▶ [GIVEN REQUEST]: Copy every record word for word.

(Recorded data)
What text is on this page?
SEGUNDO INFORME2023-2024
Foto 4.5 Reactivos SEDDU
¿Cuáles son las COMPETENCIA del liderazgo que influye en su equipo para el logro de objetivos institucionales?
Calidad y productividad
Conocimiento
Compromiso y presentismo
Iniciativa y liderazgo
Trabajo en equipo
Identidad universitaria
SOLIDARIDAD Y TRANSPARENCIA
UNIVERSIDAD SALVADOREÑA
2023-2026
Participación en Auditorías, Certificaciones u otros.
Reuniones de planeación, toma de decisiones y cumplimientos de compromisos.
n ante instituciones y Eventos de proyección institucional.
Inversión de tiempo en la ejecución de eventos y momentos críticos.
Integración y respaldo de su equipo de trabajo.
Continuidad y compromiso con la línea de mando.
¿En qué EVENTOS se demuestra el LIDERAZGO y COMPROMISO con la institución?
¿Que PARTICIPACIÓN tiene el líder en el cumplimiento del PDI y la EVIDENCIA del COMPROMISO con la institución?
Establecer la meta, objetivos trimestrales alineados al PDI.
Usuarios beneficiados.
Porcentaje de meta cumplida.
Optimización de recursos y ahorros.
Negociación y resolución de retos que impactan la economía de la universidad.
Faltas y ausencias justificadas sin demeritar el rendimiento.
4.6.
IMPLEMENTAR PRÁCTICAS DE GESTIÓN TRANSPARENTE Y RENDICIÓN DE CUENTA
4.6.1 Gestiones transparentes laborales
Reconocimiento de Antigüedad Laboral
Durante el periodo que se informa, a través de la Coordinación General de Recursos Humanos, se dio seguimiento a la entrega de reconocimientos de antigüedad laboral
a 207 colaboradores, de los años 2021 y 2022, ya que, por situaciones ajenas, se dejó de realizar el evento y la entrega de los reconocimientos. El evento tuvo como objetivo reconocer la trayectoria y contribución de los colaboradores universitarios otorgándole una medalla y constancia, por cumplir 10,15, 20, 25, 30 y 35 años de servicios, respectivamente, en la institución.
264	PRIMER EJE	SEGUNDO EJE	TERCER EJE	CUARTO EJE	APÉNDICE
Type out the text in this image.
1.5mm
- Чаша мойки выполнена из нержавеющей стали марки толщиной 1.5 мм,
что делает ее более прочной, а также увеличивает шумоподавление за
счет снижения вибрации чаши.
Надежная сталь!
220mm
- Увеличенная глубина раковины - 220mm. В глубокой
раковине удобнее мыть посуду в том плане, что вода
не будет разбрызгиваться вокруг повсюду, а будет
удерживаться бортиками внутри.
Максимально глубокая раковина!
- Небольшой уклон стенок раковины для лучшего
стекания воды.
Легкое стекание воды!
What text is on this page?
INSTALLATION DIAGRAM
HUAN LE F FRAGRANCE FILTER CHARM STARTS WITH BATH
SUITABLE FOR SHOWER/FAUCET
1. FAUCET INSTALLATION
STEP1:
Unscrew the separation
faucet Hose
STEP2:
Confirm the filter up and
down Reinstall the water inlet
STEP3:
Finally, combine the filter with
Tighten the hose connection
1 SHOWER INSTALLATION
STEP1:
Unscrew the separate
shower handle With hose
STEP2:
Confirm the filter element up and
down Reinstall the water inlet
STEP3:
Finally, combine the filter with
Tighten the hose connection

▶ [SOLVED EXERCISE]:
What text is on this page?
SEGUNDO INFORME2023-2024
Foto 4.5 Reactivos SEDDU
¿Cuáles son las COMPETENCIA del liderazgo que influye en su equipo para el logro de objetivos institucionales?
Calidad y productividad
Conocimiento
Compromiso y presentismo
Iniciativa y liderazgo
Trabajo en equipo
Identidad universitaria
SOLIDARIDAD Y TRANSPARENCIA
UNIVERSIDAD SALVADOREÑA
2023-2026
Participación en Auditorías, Certificaciones u otros.
Reuniones de planeación, toma de decisiones y cumplimientos de compromisos.
n ante instituciones y Eventos de proyección institucional.
Inversión de tiempo en la ejecución de eventos y momentos críticos.
Integración y respaldo de su equipo de trabajo.
Continuidad y compromiso con la línea de mando.
¿En qué EVENTOS se demuestra el LIDERAZGO y COMPROMISO con la institución?
¿Que PARTICIPACIÓN tiene el líder en el cumplimiento del PDI y la EVIDENCIA del COMPROMISO con la institución?
Establecer la meta, objetivos trimestrales alineados al PDI.
Usuarios beneficiados.
Porcentaje de meta cumplida.
Optimización de recursos y ahorros.
Negociación y resolución de retos que impactan la economía de la universidad.
Faltas y ausencias justificadas sin demeritar el rendimiento.
4.6.
IMPLEMENTAR PRÁCTICAS DE GESTIÓN TRANSPARENTE Y RENDICIÓN DE CUENTA
4.6.1 Gestiones transparentes laborales
Reconocimiento de Antigüedad Laboral
Durante el periodo que se informa, a través de la Coordinación General de Recursos Humanos, se dio seguimiento a la entrega de reconocimientos de antigüedad laboral
a 207 colaboradores, de los años 2021 y 2022, ya que, por situaciones ajenas, se dejó de realizar el evento y la entrega de los reconocimientos. El evento tuvo como objetivo reconocer la trayectoria y contribución de los colaboradores universitarios otorgándole una medalla y constancia, por cumplir 10,15, 20, 25, 30 y 35 años de servicios, respectivamente, en la institución.
264	PRIMER EJE	SEGUNDO EJE	TERCER EJE	CUARTO EJE	APÉNDICE
Type out the text in this image.
1.5mm
- Чаша мойки выполнена из нержавеющей стали марки толщиной 1.5 мм,
что делает ее более прочной, а также увеличивает шумоподавление за
счет снижения вибрации чаши.
Надежная сталь!
220mm
- Увеличенная глубина раковины - 220mm. В глубокой
раковине удобнее мыть посуду в том плане, что вода
не будет разбрызгиваться вокруг повсюду, а будет
удерживаться бортиками внутри.
Максимально глубокая раковина!
- Небольшой уклон стенок раковины для лучшего
стекания воды.
Легкое стекание воды!
What text is on this page?
INSTALLATION DIAGRAM
HUAN LE F FRAGRANCE FILTER CHARM STARTS WITH BATH
SUITABLE FOR SHOWER/FAUCET
1. FAUCET INSTALLATION
STEP1:
Unscrew the separation
faucet Hose
STEP2:
Confirm the filter up and
down Reinstall the water inlet
STEP3:
Finally, combine the filter with
Tighten the hose connection
1 SHOWER INSTALLATION
STEP1:
Unscrew the separate
shower handle With hose
STEP2:
Confirm the filter element up and
down Reinstall the water inlet
STEP3:
Finally, combine the filter with
Tighten the hose connection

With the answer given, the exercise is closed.